— START Extracted records —
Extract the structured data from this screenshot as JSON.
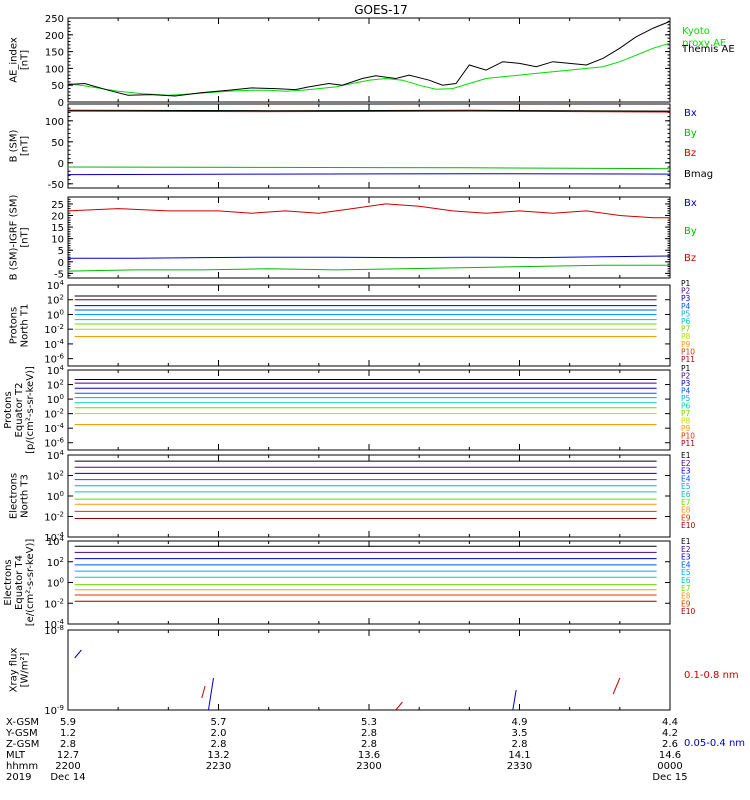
{
  "title": "GOES-17",
  "chart_data": [
    {
      "type": "line",
      "ylabel": [
        "AE_index",
        "[nT]"
      ],
      "ylim": [
        0,
        250
      ],
      "yticks": [
        "0",
        "50",
        "100",
        "150",
        "200",
        "250"
      ],
      "series": [
        {
          "name": "Kyoto proxy AE",
          "color": "#00dd00",
          "x": [
            0,
            5,
            15,
            22,
            30,
            38,
            45,
            50,
            55,
            60,
            65,
            70,
            75,
            80,
            85,
            90,
            95,
            100,
            105,
            110,
            115,
            120,
            125,
            130,
            135,
            140,
            145,
            150,
            155,
            160,
            165,
            170,
            175,
            180
          ],
          "y": [
            55,
            48,
            32,
            25,
            20,
            25,
            30,
            33,
            35,
            35,
            32,
            35,
            40,
            45,
            55,
            65,
            70,
            65,
            50,
            38,
            40,
            55,
            70,
            75,
            80,
            85,
            90,
            95,
            100,
            105,
            120,
            140,
            160,
            175
          ]
        },
        {
          "name": "Themis AE",
          "color": "#000000",
          "x": [
            0,
            5,
            12,
            18,
            25,
            32,
            40,
            48,
            55,
            62,
            68,
            72,
            78,
            82,
            88,
            92,
            98,
            102,
            108,
            112,
            116,
            120,
            125,
            130,
            135,
            140,
            145,
            150,
            155,
            160,
            165,
            170,
            175,
            180
          ],
          "y": [
            52,
            55,
            35,
            20,
            22,
            18,
            28,
            35,
            42,
            40,
            37,
            45,
            55,
            50,
            70,
            78,
            70,
            80,
            65,
            50,
            55,
            110,
            95,
            120,
            115,
            105,
            120,
            115,
            110,
            130,
            160,
            195,
            220,
            240
          ]
        }
      ]
    },
    {
      "type": "line",
      "ylabel": [
        "B (SM)",
        "[nT]"
      ],
      "ylim": [
        -60,
        140
      ],
      "yticks": [
        "-50",
        "0",
        "50",
        "100"
      ],
      "series": [
        {
          "name": "Bx",
          "color": "#0000cc",
          "x": [
            0,
            60,
            120,
            180
          ],
          "y": [
            -28,
            -27,
            -26,
            -27
          ]
        },
        {
          "name": "By",
          "color": "#00bb00",
          "x": [
            0,
            60,
            120,
            180
          ],
          "y": [
            -10,
            -11,
            -12,
            -14
          ]
        },
        {
          "name": "Bz",
          "color": "#cc0000",
          "x": [
            0,
            60,
            120,
            180
          ],
          "y": [
            123,
            122,
            123,
            121
          ]
        },
        {
          "name": "Bmag",
          "color": "#000000",
          "x": [
            0,
            60,
            120,
            180
          ],
          "y": [
            125,
            124,
            125,
            123
          ]
        }
      ]
    },
    {
      "type": "line",
      "ylabel": [
        "B (SM)-IGRF (SM)",
        "[nT]"
      ],
      "ylim": [
        -7,
        28
      ],
      "yticks": [
        "-5",
        "0",
        "5",
        "10",
        "15",
        "20",
        "25"
      ],
      "series": [
        {
          "name": "Bx",
          "color": "#0000cc",
          "x": [
            0,
            20,
            40,
            60,
            80,
            100,
            120,
            140,
            160,
            180
          ],
          "y": [
            1.5,
            1.5,
            1.8,
            2.0,
            2.0,
            1.8,
            2.0,
            1.8,
            2.2,
            2.5
          ]
        },
        {
          "name": "By",
          "color": "#00bb00",
          "x": [
            0,
            20,
            40,
            60,
            80,
            100,
            120,
            140,
            160,
            180
          ],
          "y": [
            -4,
            -3.5,
            -3.5,
            -3,
            -3.5,
            -3,
            -2.5,
            -2,
            -1.5,
            -1.5
          ]
        },
        {
          "name": "Bz",
          "color": "#cc0000",
          "x": [
            0,
            15,
            30,
            45,
            55,
            65,
            75,
            85,
            95,
            105,
            115,
            125,
            135,
            145,
            155,
            165,
            175,
            180
          ],
          "y": [
            22,
            23,
            22,
            22,
            21,
            22,
            21,
            23,
            25,
            24,
            22,
            21,
            22,
            21,
            22,
            20,
            19,
            19
          ]
        }
      ]
    },
    {
      "type": "line",
      "ylabel": [
        "Protons",
        "North T1"
      ],
      "log": true,
      "ylim_exp": [
        -7,
        4
      ],
      "yticks": [
        "10-6",
        "10-4",
        "10-2",
        "100",
        "102",
        "104"
      ],
      "series": [
        {
          "name": "P1",
          "color": "#000000",
          "level": 2.5
        },
        {
          "name": "P2",
          "color": "#4b0082",
          "level": 2.0
        },
        {
          "name": "P3",
          "color": "#0000cc",
          "level": 1.2
        },
        {
          "name": "P4",
          "color": "#0055ff",
          "level": 0.6
        },
        {
          "name": "P5",
          "color": "#00aaee",
          "level": 0.0
        },
        {
          "name": "P6",
          "color": "#00ccaa",
          "level": -0.7
        },
        {
          "name": "P7",
          "color": "#66dd00",
          "level": -1.3
        },
        {
          "name": "P8",
          "color": "#bbdd00",
          "level": -2.0
        },
        {
          "name": "P9",
          "color": "#ff9900",
          "level": -3.0
        },
        {
          "name": "P10",
          "color": "#dd3300",
          "level": -8
        },
        {
          "name": "P11",
          "color": "#990000",
          "level": -8
        }
      ]
    },
    {
      "type": "line",
      "ylabel": [
        "Protons",
        "Equator T2",
        "[p/(cm²-s-sr-keV)]"
      ],
      "log": true,
      "ylim_exp": [
        -7,
        4
      ],
      "yticks": [
        "10-6",
        "10-4",
        "10-2",
        "100",
        "102",
        "104"
      ],
      "series": [
        {
          "name": "P1",
          "color": "#000000",
          "level": 2.7
        },
        {
          "name": "P2",
          "color": "#4b0082",
          "level": 2.2
        },
        {
          "name": "P3",
          "color": "#0000cc",
          "level": 1.5
        },
        {
          "name": "P4",
          "color": "#0055ff",
          "level": 0.8
        },
        {
          "name": "P5",
          "color": "#00aaee",
          "level": 0.2
        },
        {
          "name": "P6",
          "color": "#00ccaa",
          "level": -0.5
        },
        {
          "name": "P7",
          "color": "#66dd00",
          "level": -1.2
        },
        {
          "name": "P8",
          "color": "#bbdd00",
          "level": -2.0
        },
        {
          "name": "P9",
          "color": "#ff9900",
          "level": -3.5
        },
        {
          "name": "P10",
          "color": "#dd3300",
          "level": -8
        },
        {
          "name": "P11",
          "color": "#990000",
          "level": -8
        }
      ]
    },
    {
      "type": "line",
      "ylabel": [
        "Electrons",
        "North T3"
      ],
      "log": true,
      "ylim_exp": [
        -4,
        4
      ],
      "yticks": [
        "10-4",
        "10-2",
        "100",
        "102",
        "104"
      ],
      "series": [
        {
          "name": "E1",
          "color": "#000000",
          "level": 3.4
        },
        {
          "name": "E2",
          "color": "#4b0082",
          "level": 2.8
        },
        {
          "name": "E3",
          "color": "#0000cc",
          "level": 2.2
        },
        {
          "name": "E4",
          "color": "#0055ff",
          "level": 1.6
        },
        {
          "name": "E5",
          "color": "#00aaee",
          "level": 1.0
        },
        {
          "name": "E6",
          "color": "#00ccaa",
          "level": 0.4
        },
        {
          "name": "E7",
          "color": "#66dd00",
          "level": -0.3
        },
        {
          "name": "E8",
          "color": "#ff9900",
          "level": -0.8
        },
        {
          "name": "E9",
          "color": "#dd3300",
          "level": -1.5
        },
        {
          "name": "E10",
          "color": "#990000",
          "level": -2.2
        }
      ]
    },
    {
      "type": "line",
      "ylabel": [
        "Electrons",
        "Equator T4",
        "[e/(cm²-s-sr-keV)]"
      ],
      "log": true,
      "ylim_exp": [
        -4,
        4
      ],
      "yticks": [
        "10-4",
        "10-2",
        "100",
        "102",
        "104"
      ],
      "series": [
        {
          "name": "E1",
          "color": "#000000",
          "level": 3.5
        },
        {
          "name": "E2",
          "color": "#4b0082",
          "level": 2.9
        },
        {
          "name": "E3",
          "color": "#0000cc",
          "level": 2.3
        },
        {
          "name": "E4",
          "color": "#0055ff",
          "level": 1.7
        },
        {
          "name": "E5",
          "color": "#00aaee",
          "level": 1.1
        },
        {
          "name": "E6",
          "color": "#00ccaa",
          "level": 0.5
        },
        {
          "name": "E7",
          "color": "#66dd00",
          "level": -0.2
        },
        {
          "name": "E8",
          "color": "#ff9900",
          "level": -0.7
        },
        {
          "name": "E9",
          "color": "#dd3300",
          "level": -1.2
        },
        {
          "name": "E10",
          "color": "#990000",
          "level": -1.8
        }
      ]
    },
    {
      "type": "line",
      "ylabel": [
        "Xray flux",
        "[W/m²]"
      ],
      "log": true,
      "ylim_exp": [
        -9,
        -8
      ],
      "yticks": [
        "10-9",
        "10-8"
      ],
      "series": [
        {
          "name": "0.1-0.8 nm",
          "color": "#cc0000",
          "segments": [
            [
              [
                40,
                -8.85
              ],
              [
                41,
                -8.7
              ]
            ],
            [
              [
                98,
                -9.0
              ],
              [
                100,
                -8.9
              ]
            ],
            [
              [
                163,
                -8.8
              ],
              [
                165,
                -8.6
              ]
            ]
          ]
        },
        {
          "name": "0.05-0.4 nm",
          "color": "#0000cc",
          "segments": [
            [
              [
                2,
                -8.35
              ],
              [
                4,
                -8.25
              ]
            ],
            [
              [
                42,
                -9.0
              ],
              [
                43.5,
                -8.6
              ]
            ],
            [
              [
                133,
                -9.0
              ],
              [
                134,
                -8.75
              ]
            ]
          ]
        }
      ]
    }
  ],
  "footer": {
    "row_labels": [
      "X-GSM",
      "Y-GSM",
      "Z-GSM",
      "MLT",
      "hhmm",
      "2019"
    ],
    "columns": [
      {
        "x": 0,
        "values": [
          "5.9",
          "1.2",
          "2.8",
          "12.7",
          "2200",
          "Dec 14"
        ]
      },
      {
        "x": 45,
        "values": [
          "5.7",
          "2.0",
          "2.8",
          "13.2",
          "2230",
          ""
        ]
      },
      {
        "x": 90,
        "values": [
          "5.3",
          "2.8",
          "2.8",
          "13.6",
          "2300",
          ""
        ]
      },
      {
        "x": 135,
        "values": [
          "4.9",
          "3.5",
          "2.8",
          "14.1",
          "2330",
          ""
        ]
      },
      {
        "x": 180,
        "values": [
          "4.4",
          "4.2",
          "2.6",
          "14.6",
          "0000",
          "Dec 15"
        ]
      }
    ]
  }
}
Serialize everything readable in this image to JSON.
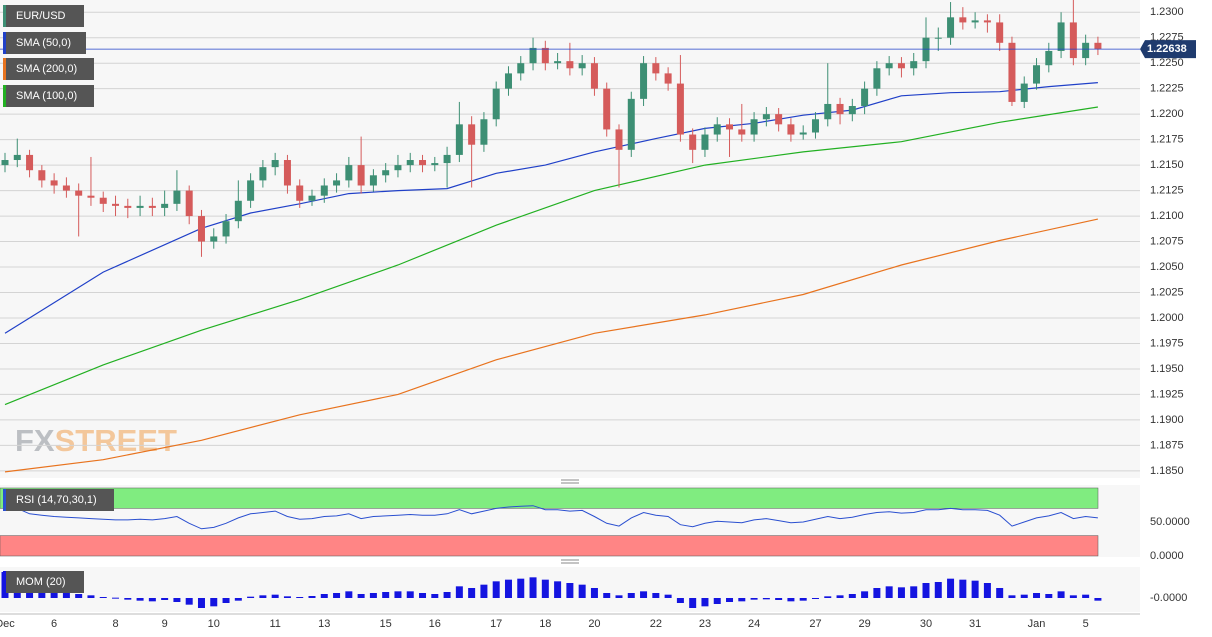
{
  "chart_data": [
    {
      "type": "candlestick",
      "symbol": "EUR/USD",
      "symbol_color": "#3d8f74",
      "up_color": "#3d8f74",
      "down_color": "#d55b5b",
      "grid": true,
      "ylim": [
        1.1843,
        1.2312
      ],
      "yticks": [
        {
          "value": 1.23,
          "label": "1.2300"
        },
        {
          "value": 1.2275,
          "label": "1.2275"
        },
        {
          "value": 1.225,
          "label": "1.2250"
        },
        {
          "value": 1.2225,
          "label": "1.2225"
        },
        {
          "value": 1.22,
          "label": "1.2200"
        },
        {
          "value": 1.2175,
          "label": "1.2175"
        },
        {
          "value": 1.215,
          "label": "1.2150"
        },
        {
          "value": 1.2125,
          "label": "1.2125"
        },
        {
          "value": 1.21,
          "label": "1.2100"
        },
        {
          "value": 1.2075,
          "label": "1.2075"
        },
        {
          "value": 1.205,
          "label": "1.2050"
        },
        {
          "value": 1.2025,
          "label": "1.2025"
        },
        {
          "value": 1.2,
          "label": "1.2000"
        },
        {
          "value": 1.1975,
          "label": "1.1975"
        },
        {
          "value": 1.195,
          "label": "1.1950"
        },
        {
          "value": 1.1925,
          "label": "1.1925"
        },
        {
          "value": 1.19,
          "label": "1.1900"
        },
        {
          "value": 1.1875,
          "label": "1.1875"
        },
        {
          "value": 1.185,
          "label": "1.1850"
        }
      ],
      "last_price": {
        "value": 1.22638,
        "label": "1.22638"
      },
      "watermark": [
        "FX",
        "STREET"
      ],
      "categories": [
        "Dec",
        null,
        null,
        null,
        "6",
        null,
        null,
        null,
        null,
        "8",
        null,
        null,
        null,
        "9",
        null,
        null,
        null,
        "10",
        null,
        null,
        null,
        null,
        "11",
        null,
        null,
        null,
        "13",
        null,
        null,
        null,
        null,
        "15",
        null,
        null,
        null,
        "16",
        null,
        null,
        null,
        null,
        "17",
        null,
        null,
        null,
        "18",
        null,
        null,
        null,
        "20",
        null,
        null,
        null,
        null,
        "22",
        null,
        null,
        null,
        "23",
        null,
        null,
        null,
        "24",
        null,
        null,
        null,
        null,
        "27",
        null,
        null,
        null,
        "29",
        null,
        null,
        null,
        null,
        "30",
        null,
        null,
        null,
        "31",
        null,
        null,
        null,
        null,
        "Jan",
        null,
        null,
        null,
        "5",
        null
      ],
      "ohlc": [
        [
          1.215,
          1.2162,
          1.2143,
          1.2155
        ],
        [
          1.2155,
          1.2176,
          1.2148,
          1.216
        ],
        [
          1.216,
          1.2165,
          1.2138,
          1.2145
        ],
        [
          1.2145,
          1.215,
          1.2128,
          1.2135
        ],
        [
          1.2135,
          1.2142,
          1.2122,
          1.213
        ],
        [
          1.213,
          1.2138,
          1.2118,
          1.2125
        ],
        [
          1.2125,
          1.2132,
          1.208,
          1.212
        ],
        [
          1.212,
          1.2158,
          1.211,
          1.2118
        ],
        [
          1.2118,
          1.2124,
          1.2104,
          1.2112
        ],
        [
          1.2112,
          1.212,
          1.21,
          1.211
        ],
        [
          1.211,
          1.2117,
          1.2098,
          1.2108
        ],
        [
          1.2108,
          1.212,
          1.21,
          1.211
        ],
        [
          1.211,
          1.2118,
          1.21,
          1.2108
        ],
        [
          1.2108,
          1.2125,
          1.21,
          1.2112
        ],
        [
          1.2112,
          1.2145,
          1.2105,
          1.2125
        ],
        [
          1.2125,
          1.213,
          1.2092,
          1.21
        ],
        [
          1.21,
          1.2106,
          1.206,
          1.2075
        ],
        [
          1.2075,
          1.2088,
          1.2068,
          1.208
        ],
        [
          1.208,
          1.2102,
          1.2073,
          1.2095
        ],
        [
          1.2095,
          1.2135,
          1.2088,
          1.2115
        ],
        [
          1.2115,
          1.2142,
          1.2108,
          1.2135
        ],
        [
          1.2135,
          1.2155,
          1.2128,
          1.2148
        ],
        [
          1.2148,
          1.2162,
          1.214,
          1.2155
        ],
        [
          1.2155,
          1.216,
          1.2122,
          1.213
        ],
        [
          1.213,
          1.2136,
          1.2108,
          1.2115
        ],
        [
          1.2115,
          1.2126,
          1.211,
          1.212
        ],
        [
          1.212,
          1.2137,
          1.2113,
          1.213
        ],
        [
          1.213,
          1.2142,
          1.2123,
          1.2135
        ],
        [
          1.2135,
          1.2158,
          1.2128,
          1.215
        ],
        [
          1.215,
          1.2178,
          1.2122,
          1.213
        ],
        [
          1.213,
          1.2146,
          1.2124,
          1.214
        ],
        [
          1.214,
          1.2152,
          1.2133,
          1.2145
        ],
        [
          1.2145,
          1.216,
          1.2138,
          1.215
        ],
        [
          1.215,
          1.2162,
          1.2143,
          1.2155
        ],
        [
          1.2155,
          1.216,
          1.2143,
          1.215
        ],
        [
          1.215,
          1.2158,
          1.2144,
          1.2152
        ],
        [
          1.2152,
          1.2168,
          1.2128,
          1.216
        ],
        [
          1.216,
          1.2212,
          1.2153,
          1.219
        ],
        [
          1.219,
          1.2198,
          1.2128,
          1.217
        ],
        [
          1.217,
          1.2202,
          1.2163,
          1.2195
        ],
        [
          1.2195,
          1.2232,
          1.2188,
          1.2225
        ],
        [
          1.2225,
          1.2247,
          1.2218,
          1.224
        ],
        [
          1.224,
          1.2257,
          1.2233,
          1.225
        ],
        [
          1.225,
          1.2275,
          1.2243,
          1.2265
        ],
        [
          1.2265,
          1.2272,
          1.2243,
          1.225
        ],
        [
          1.225,
          1.226,
          1.2244,
          1.2252
        ],
        [
          1.2252,
          1.227,
          1.2238,
          1.2245
        ],
        [
          1.2245,
          1.2258,
          1.2238,
          1.225
        ],
        [
          1.225,
          1.2256,
          1.2218,
          1.2225
        ],
        [
          1.2225,
          1.2231,
          1.2178,
          1.2185
        ],
        [
          1.2185,
          1.219,
          1.2128,
          1.2165
        ],
        [
          1.2165,
          1.2222,
          1.2158,
          1.2215
        ],
        [
          1.2215,
          1.2257,
          1.2208,
          1.225
        ],
        [
          1.225,
          1.2256,
          1.2233,
          1.224
        ],
        [
          1.224,
          1.2246,
          1.2223,
          1.223
        ],
        [
          1.223,
          1.2258,
          1.2173,
          1.218
        ],
        [
          1.218,
          1.2186,
          1.2152,
          1.2165
        ],
        [
          1.2165,
          1.2187,
          1.2158,
          1.218
        ],
        [
          1.218,
          1.2197,
          1.2173,
          1.219
        ],
        [
          1.219,
          1.2196,
          1.2158,
          1.2185
        ],
        [
          1.2185,
          1.221,
          1.2173,
          1.218
        ],
        [
          1.218,
          1.2202,
          1.2173,
          1.2195
        ],
        [
          1.2195,
          1.2207,
          1.2188,
          1.22
        ],
        [
          1.22,
          1.2206,
          1.2183,
          1.219
        ],
        [
          1.219,
          1.2196,
          1.2173,
          1.218
        ],
        [
          1.218,
          1.2189,
          1.2175,
          1.2182
        ],
        [
          1.2182,
          1.2202,
          1.2176,
          1.2195
        ],
        [
          1.2195,
          1.225,
          1.2188,
          1.221
        ],
        [
          1.221,
          1.2216,
          1.219,
          1.22
        ],
        [
          1.22,
          1.2215,
          1.2193,
          1.2208
        ],
        [
          1.2208,
          1.2232,
          1.22,
          1.2225
        ],
        [
          1.2225,
          1.2252,
          1.2218,
          1.2245
        ],
        [
          1.2245,
          1.2257,
          1.2238,
          1.225
        ],
        [
          1.225,
          1.2256,
          1.2236,
          1.2245
        ],
        [
          1.2245,
          1.226,
          1.2238,
          1.2252
        ],
        [
          1.2252,
          1.2295,
          1.2245,
          1.2275
        ],
        [
          1.2275,
          1.2285,
          1.2262,
          1.2275
        ],
        [
          1.2275,
          1.231,
          1.2268,
          1.2295
        ],
        [
          1.2295,
          1.2305,
          1.2283,
          1.229
        ],
        [
          1.229,
          1.23,
          1.2284,
          1.2292
        ],
        [
          1.2292,
          1.2298,
          1.228,
          1.229
        ],
        [
          1.229,
          1.2298,
          1.2262,
          1.227
        ],
        [
          1.227,
          1.2276,
          1.2208,
          1.2212
        ],
        [
          1.2212,
          1.2237,
          1.2206,
          1.223
        ],
        [
          1.223,
          1.2255,
          1.2224,
          1.2248
        ],
        [
          1.2248,
          1.227,
          1.2241,
          1.2262
        ],
        [
          1.2262,
          1.23,
          1.2255,
          1.229
        ],
        [
          1.229,
          1.2312,
          1.2248,
          1.2255
        ],
        [
          1.2255,
          1.2278,
          1.2248,
          1.227
        ],
        [
          1.227,
          1.2276,
          1.2258,
          1.2264
        ]
      ],
      "overlays": [
        {
          "name": "SMA (50,0)",
          "color": "#2040c8",
          "x": [
            0,
            8,
            16,
            20,
            24,
            28,
            32,
            36,
            40,
            44,
            48,
            53,
            57,
            61,
            65,
            69,
            73,
            77,
            81,
            85,
            89
          ],
          "values": [
            1.1985,
            1.2045,
            1.2088,
            1.2103,
            1.2112,
            1.2122,
            1.2125,
            1.2127,
            1.2142,
            1.215,
            1.2163,
            1.2176,
            1.2186,
            1.2191,
            1.2199,
            1.2204,
            1.2218,
            1.2221,
            1.2222,
            1.2227,
            1.2231
          ]
        },
        {
          "name": "SMA (200,0)",
          "color": "#e8731e",
          "x": [
            0,
            8,
            16,
            24,
            32,
            40,
            48,
            57,
            65,
            73,
            81,
            89
          ],
          "values": [
            1.1849,
            1.1861,
            1.188,
            1.1905,
            1.1925,
            1.1959,
            1.1985,
            1.2003,
            1.2023,
            1.2052,
            1.2076,
            1.2097
          ]
        },
        {
          "name": "SMA (100,0)",
          "color": "#22b022",
          "x": [
            0,
            8,
            16,
            24,
            32,
            40,
            48,
            57,
            65,
            73,
            81,
            89
          ],
          "values": [
            1.1915,
            1.1954,
            1.1988,
            1.2018,
            1.2052,
            1.2091,
            1.2125,
            1.215,
            1.2163,
            1.2173,
            1.2192,
            1.2207
          ]
        }
      ]
    },
    {
      "type": "line",
      "name": "RSI (14,70,30,1)",
      "color": "#2a4fd0",
      "ylim": [
        -1.5,
        104.4
      ],
      "yticks": [
        {
          "value": 50,
          "label": "50.0000"
        },
        {
          "value": 0,
          "label": "0.0000"
        }
      ],
      "bands": [
        {
          "from": 70,
          "to": 100,
          "color": "#80ec80"
        },
        {
          "from": 0,
          "to": 30,
          "color": "#ff8585"
        }
      ],
      "values": [
        72,
        70,
        62,
        60,
        58,
        57,
        56,
        55,
        54,
        53,
        53,
        54,
        53,
        55,
        58,
        48,
        40,
        42,
        48,
        56,
        62,
        64,
        66,
        58,
        54,
        55,
        58,
        59,
        62,
        55,
        58,
        59,
        60,
        61,
        60,
        60,
        62,
        68,
        62,
        66,
        70,
        72,
        73,
        74,
        68,
        68,
        66,
        67,
        58,
        48,
        44,
        56,
        64,
        60,
        58,
        46,
        43,
        48,
        51,
        50,
        49,
        53,
        55,
        52,
        49,
        50,
        54,
        58,
        55,
        57,
        61,
        64,
        65,
        63,
        64,
        68,
        68,
        70,
        68,
        68,
        67,
        60,
        44,
        50,
        56,
        59,
        64,
        55,
        58,
        56
      ]
    },
    {
      "type": "bar",
      "name": "MOM (20)",
      "color": "#1414e0",
      "ylim": [
        -0.0042,
        0.0093
      ],
      "yticks": [
        {
          "value": 0,
          "label": "-0.0000"
        }
      ],
      "values": [
        0.0078,
        0.0075,
        0.006,
        0.0045,
        0.003,
        0.002,
        0.0012,
        0.0008,
        0.0003,
        0.0001,
        -0.0005,
        -0.0008,
        -0.001,
        -0.0006,
        -0.0012,
        -0.002,
        -0.003,
        -0.0025,
        -0.0015,
        -0.0008,
        0.0004,
        0.0008,
        0.001,
        0.0005,
        0.0003,
        0.0006,
        0.0012,
        0.0015,
        0.002,
        0.0012,
        0.0015,
        0.0018,
        0.002,
        0.002,
        0.0015,
        0.0012,
        0.0018,
        0.0035,
        0.003,
        0.004,
        0.005,
        0.0055,
        0.0058,
        0.0062,
        0.0055,
        0.005,
        0.0045,
        0.004,
        0.003,
        0.0015,
        0.0008,
        0.0015,
        0.002,
        0.0015,
        0.001,
        -0.0015,
        -0.003,
        -0.0025,
        -0.0018,
        -0.0012,
        -0.001,
        -0.0005,
        -0.0004,
        -0.0006,
        -0.001,
        -0.0008,
        -0.0003,
        0.0005,
        0.0008,
        0.0012,
        0.002,
        0.003,
        0.0035,
        0.0032,
        0.0035,
        0.0045,
        0.0048,
        0.0058,
        0.0055,
        0.0052,
        0.0045,
        0.003,
        0.0008,
        0.001,
        0.0015,
        0.0012,
        0.002,
        0.0008,
        0.001,
        -0.0008
      ]
    }
  ]
}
— END Extracted records —
**Directions for this task**: In the records above, tally the lines where the word "from" appears, and give the number and nothing else.

**Solution to this task**: 3